INPUT

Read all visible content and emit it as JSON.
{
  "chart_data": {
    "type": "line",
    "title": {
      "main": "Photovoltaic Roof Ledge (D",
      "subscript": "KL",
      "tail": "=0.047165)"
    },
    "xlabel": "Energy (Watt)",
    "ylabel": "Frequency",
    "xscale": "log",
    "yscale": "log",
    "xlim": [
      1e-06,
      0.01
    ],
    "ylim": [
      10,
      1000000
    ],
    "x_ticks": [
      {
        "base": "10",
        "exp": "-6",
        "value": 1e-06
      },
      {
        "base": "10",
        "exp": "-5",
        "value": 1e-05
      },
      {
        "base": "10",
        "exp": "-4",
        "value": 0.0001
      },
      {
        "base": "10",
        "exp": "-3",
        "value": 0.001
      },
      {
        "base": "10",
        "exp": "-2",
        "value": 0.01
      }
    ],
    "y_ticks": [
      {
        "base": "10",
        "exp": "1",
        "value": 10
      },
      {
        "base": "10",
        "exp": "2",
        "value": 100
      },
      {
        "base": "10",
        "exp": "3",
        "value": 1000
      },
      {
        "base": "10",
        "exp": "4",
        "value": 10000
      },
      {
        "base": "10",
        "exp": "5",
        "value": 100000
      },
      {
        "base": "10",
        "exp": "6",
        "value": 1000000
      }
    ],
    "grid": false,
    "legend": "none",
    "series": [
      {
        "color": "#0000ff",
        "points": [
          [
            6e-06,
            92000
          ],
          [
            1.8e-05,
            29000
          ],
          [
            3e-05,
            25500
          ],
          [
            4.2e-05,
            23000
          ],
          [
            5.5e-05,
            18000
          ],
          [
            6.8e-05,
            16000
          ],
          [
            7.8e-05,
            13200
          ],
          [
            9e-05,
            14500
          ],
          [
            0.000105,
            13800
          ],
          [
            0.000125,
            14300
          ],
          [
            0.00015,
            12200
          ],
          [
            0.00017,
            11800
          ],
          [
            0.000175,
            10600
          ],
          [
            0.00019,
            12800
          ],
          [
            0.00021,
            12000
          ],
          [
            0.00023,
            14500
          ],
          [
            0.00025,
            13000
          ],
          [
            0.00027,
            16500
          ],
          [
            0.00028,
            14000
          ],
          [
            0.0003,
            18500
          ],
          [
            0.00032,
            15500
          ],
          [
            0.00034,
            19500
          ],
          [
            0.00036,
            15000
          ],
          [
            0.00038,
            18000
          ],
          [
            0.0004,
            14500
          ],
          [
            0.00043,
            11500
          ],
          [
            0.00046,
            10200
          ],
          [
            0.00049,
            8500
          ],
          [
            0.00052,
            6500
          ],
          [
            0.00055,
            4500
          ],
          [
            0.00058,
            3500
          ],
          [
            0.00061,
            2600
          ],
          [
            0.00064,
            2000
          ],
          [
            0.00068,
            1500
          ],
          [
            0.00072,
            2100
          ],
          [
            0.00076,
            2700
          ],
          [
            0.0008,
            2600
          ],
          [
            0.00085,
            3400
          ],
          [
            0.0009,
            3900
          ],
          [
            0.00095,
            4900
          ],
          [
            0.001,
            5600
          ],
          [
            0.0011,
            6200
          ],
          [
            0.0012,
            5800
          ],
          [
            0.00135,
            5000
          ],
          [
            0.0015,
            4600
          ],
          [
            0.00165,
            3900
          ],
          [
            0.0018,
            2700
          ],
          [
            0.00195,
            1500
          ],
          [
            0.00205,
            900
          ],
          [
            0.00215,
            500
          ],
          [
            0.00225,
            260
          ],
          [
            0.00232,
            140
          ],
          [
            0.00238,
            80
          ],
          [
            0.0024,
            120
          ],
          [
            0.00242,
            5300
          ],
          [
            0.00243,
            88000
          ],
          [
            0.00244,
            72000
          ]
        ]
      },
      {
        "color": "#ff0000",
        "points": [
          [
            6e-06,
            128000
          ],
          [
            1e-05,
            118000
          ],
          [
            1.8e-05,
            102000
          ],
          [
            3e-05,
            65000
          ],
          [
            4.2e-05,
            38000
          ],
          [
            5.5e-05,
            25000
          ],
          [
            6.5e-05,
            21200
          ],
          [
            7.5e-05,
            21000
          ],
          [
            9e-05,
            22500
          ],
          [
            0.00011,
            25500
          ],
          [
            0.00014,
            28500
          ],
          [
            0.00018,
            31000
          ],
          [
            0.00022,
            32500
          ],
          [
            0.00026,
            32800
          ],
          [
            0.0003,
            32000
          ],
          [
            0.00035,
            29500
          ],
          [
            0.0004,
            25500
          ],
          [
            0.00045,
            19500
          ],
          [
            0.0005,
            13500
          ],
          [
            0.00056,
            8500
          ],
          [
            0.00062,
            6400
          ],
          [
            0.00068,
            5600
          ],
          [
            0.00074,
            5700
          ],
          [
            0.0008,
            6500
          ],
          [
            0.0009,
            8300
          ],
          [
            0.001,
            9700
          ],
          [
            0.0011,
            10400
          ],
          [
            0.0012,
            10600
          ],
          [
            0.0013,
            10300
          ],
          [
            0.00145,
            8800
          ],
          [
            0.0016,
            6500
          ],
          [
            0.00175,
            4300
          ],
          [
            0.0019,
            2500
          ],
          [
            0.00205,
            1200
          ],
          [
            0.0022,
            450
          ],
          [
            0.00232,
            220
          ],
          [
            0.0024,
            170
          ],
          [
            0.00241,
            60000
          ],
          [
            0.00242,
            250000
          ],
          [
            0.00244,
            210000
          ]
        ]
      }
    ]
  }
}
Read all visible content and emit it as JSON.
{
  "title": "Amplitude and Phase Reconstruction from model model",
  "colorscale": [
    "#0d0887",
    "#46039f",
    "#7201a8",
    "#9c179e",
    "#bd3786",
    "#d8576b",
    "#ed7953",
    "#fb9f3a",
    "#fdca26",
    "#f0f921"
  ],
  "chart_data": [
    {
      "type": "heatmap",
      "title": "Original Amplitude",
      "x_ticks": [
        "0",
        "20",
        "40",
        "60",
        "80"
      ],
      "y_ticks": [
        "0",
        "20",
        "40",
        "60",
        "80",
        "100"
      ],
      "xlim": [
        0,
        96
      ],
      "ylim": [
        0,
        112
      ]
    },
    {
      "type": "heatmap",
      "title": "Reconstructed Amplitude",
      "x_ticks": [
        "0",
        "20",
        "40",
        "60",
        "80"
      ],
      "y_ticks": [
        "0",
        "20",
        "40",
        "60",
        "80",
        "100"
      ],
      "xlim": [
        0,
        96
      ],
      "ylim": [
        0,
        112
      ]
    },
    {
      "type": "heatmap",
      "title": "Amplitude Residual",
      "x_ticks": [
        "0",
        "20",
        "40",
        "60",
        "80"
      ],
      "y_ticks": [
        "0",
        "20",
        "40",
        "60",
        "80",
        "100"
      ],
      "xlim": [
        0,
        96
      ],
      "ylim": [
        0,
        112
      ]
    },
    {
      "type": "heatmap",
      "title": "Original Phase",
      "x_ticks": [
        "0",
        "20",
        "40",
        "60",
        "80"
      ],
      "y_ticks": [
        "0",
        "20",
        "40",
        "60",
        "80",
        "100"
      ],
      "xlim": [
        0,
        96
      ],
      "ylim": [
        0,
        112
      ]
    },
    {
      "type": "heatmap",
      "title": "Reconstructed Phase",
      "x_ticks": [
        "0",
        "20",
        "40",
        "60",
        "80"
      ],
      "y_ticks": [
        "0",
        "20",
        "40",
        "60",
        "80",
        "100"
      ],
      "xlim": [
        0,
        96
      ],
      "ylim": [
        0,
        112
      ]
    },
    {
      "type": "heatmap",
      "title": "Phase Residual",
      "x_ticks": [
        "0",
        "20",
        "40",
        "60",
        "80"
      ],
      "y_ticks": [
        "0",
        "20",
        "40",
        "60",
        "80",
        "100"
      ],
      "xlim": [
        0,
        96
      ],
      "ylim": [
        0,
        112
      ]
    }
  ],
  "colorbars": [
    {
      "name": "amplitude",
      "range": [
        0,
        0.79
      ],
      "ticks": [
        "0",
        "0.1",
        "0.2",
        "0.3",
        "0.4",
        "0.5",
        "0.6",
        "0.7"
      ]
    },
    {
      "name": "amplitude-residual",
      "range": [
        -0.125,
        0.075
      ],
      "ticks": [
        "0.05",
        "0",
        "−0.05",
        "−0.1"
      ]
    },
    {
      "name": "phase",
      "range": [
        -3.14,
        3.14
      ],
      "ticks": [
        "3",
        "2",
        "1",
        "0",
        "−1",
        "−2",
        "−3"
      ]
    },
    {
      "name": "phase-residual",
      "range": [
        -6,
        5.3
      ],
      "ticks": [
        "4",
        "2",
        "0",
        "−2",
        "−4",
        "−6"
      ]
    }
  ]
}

BRIEF
Copy every line above that includes the string "name".

WRITTEN REPLY
      "name": "amplitude",
      "name": "amplitude-residual",
      "name": "phase",
      "name": "phase-residual",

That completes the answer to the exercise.